>> BEGIN DATA SECTION
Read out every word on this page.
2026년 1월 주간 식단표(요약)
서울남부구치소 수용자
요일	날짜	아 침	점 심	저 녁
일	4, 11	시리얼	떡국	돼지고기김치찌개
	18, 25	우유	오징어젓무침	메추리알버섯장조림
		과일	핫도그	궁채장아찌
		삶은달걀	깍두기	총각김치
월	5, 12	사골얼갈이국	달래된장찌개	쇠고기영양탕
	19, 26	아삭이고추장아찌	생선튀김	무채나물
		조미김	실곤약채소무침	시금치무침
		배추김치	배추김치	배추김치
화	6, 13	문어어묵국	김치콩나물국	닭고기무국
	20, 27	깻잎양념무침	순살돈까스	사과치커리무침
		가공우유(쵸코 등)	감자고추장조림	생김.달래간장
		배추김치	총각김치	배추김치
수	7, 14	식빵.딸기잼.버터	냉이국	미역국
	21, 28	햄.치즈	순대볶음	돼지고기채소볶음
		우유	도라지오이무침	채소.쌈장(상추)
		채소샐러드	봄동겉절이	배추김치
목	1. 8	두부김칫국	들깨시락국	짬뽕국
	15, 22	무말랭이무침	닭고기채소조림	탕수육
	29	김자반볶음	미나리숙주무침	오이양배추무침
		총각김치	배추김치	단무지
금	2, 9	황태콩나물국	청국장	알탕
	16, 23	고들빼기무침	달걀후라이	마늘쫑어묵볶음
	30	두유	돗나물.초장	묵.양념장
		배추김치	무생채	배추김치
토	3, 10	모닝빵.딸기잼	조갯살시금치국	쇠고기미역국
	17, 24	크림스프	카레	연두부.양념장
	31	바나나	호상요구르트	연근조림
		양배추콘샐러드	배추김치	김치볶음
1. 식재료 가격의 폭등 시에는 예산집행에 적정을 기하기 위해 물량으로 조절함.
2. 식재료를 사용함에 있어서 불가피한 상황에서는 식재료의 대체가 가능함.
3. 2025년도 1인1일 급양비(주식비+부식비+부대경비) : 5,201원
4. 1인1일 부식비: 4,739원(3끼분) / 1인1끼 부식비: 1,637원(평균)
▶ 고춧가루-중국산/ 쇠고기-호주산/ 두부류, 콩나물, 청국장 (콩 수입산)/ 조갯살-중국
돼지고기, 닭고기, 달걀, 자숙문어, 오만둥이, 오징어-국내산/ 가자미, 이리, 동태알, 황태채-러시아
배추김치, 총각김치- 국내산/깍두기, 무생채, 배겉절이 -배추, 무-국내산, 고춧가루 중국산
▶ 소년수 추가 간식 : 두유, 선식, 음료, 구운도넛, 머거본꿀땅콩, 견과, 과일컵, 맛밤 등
>> END DATA SECTION
- [STATED TASK]: Copy out all of the data exactly, leaving nothing out.

- [TASK RESULT]:
Read out every word on this page.
2026년 1월 주간 식단표(요약)
서울남부구치소 수용자
요일	날짜	아 침	점 심	저 녁
일	4, 11	시리얼	떡국	돼지고기김치찌개
	18, 25	우유	오징어젓무침	메추리알버섯장조림
		과일	핫도그	궁채장아찌
		삶은달걀	깍두기	총각김치
월	5, 12	사골얼갈이국	달래된장찌개	쇠고기영양탕
	19, 26	아삭이고추장아찌	생선튀김	무채나물
		조미김	실곤약채소무침	시금치무침
		배추김치	배추김치	배추김치
화	6, 13	문어어묵국	김치콩나물국	닭고기무국
	20, 27	깻잎양념무침	순살돈까스	사과치커리무침
		가공우유(쵸코 등)	감자고추장조림	생김.달래간장
		배추김치	총각김치	배추김치
수	7, 14	식빵.딸기잼.버터	냉이국	미역국
	21, 28	햄.치즈	순대볶음	돼지고기채소볶음
		우유	도라지오이무침	채소.쌈장(상추)
		채소샐러드	봄동겉절이	배추김치
목	1. 8	두부김칫국	들깨시락국	짬뽕국
	15, 22	무말랭이무침	닭고기채소조림	탕수육
	29	김자반볶음	미나리숙주무침	오이양배추무침
		총각김치	배추김치	단무지
금	2, 9	황태콩나물국	청국장	알탕
	16, 23	고들빼기무침	달걀후라이	마늘쫑어묵볶음
	30	두유	돗나물.초장	묵.양념장
		배추김치	무생채	배추김치
토	3, 10	모닝빵.딸기잼	조갯살시금치국	쇠고기미역국
	17, 24	크림스프	카레	연두부.양념장
	31	바나나	호상요구르트	연근조림
		양배추콘샐러드	배추김치	김치볶음
1. 식재료 가격의 폭등 시에는 예산집행에 적정을 기하기 위해 물량으로 조절함.
2. 식재료를 사용함에 있어서 불가피한 상황에서는 식재료의 대체가 가능함.
3. 2025년도 1인1일 급양비(주식비+부식비+부대경비) : 5,201원
4. 1인1일 부식비: 4,739원(3끼분) / 1인1끼 부식비: 1,637원(평균)
▶ 고춧가루-중국산/ 쇠고기-호주산/ 두부류, 콩나물, 청국장 (콩 수입산)/ 조갯살-중국
돼지고기, 닭고기, 달걀, 자숙문어, 오만둥이, 오징어-국내산/ 가자미, 이리, 동태알, 황태채-러시아
배추김치, 총각김치- 국내산/깍두기, 무생채, 배겉절이 -배추, 무-국내산, 고춧가루 중국산
▶ 소년수 추가 간식 : 두유, 선식, 음료, 구운도넛, 머거본꿀땅콩, 견과, 과일컵, 맛밤 등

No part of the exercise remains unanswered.